Repeat each entry word for word. Leave any images out of the copy.

Input records ▸
********

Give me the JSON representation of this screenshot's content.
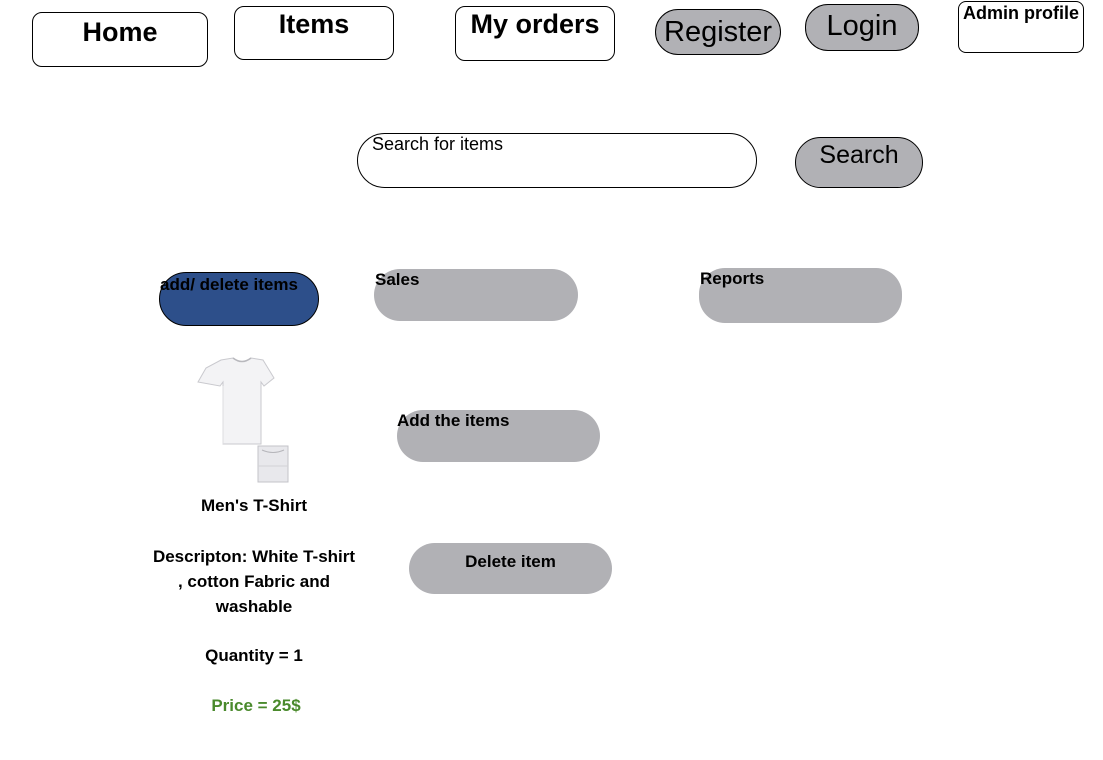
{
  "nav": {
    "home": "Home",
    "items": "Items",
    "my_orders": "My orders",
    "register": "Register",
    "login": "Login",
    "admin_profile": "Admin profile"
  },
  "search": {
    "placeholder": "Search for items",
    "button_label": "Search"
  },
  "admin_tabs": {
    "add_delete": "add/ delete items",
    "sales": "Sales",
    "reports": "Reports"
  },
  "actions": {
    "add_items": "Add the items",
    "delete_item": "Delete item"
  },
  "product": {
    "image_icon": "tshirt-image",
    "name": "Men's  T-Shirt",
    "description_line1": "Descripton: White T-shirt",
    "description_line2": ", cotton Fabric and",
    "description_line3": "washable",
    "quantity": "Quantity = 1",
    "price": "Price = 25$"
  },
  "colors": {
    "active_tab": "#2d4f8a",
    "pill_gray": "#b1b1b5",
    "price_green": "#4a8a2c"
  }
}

********

Answer below ▸
Give me the JSON representation of this screenshot's content.
{
  "nav": {
    "home": "Home",
    "items": "Items",
    "my_orders": "My orders",
    "register": "Register",
    "login": "Login",
    "admin_profile": "Admin profile"
  },
  "search": {
    "placeholder": "Search for items",
    "button_label": "Search"
  },
  "admin_tabs": {
    "add_delete": "add/ delete items",
    "sales": "Sales",
    "reports": "Reports"
  },
  "actions": {
    "add_items": "Add the items",
    "delete_item": "Delete item"
  },
  "product": {
    "image_icon": "tshirt-image",
    "name": "Men's  T-Shirt",
    "description_line1": "Descripton: White T-shirt",
    "description_line2": ", cotton Fabric and",
    "description_line3": "washable",
    "quantity": "Quantity = 1",
    "price": "Price = 25$"
  },
  "colors": {
    "active_tab": "#2d4f8a",
    "pill_gray": "#b1b1b5",
    "price_green": "#4a8a2c"
  }
}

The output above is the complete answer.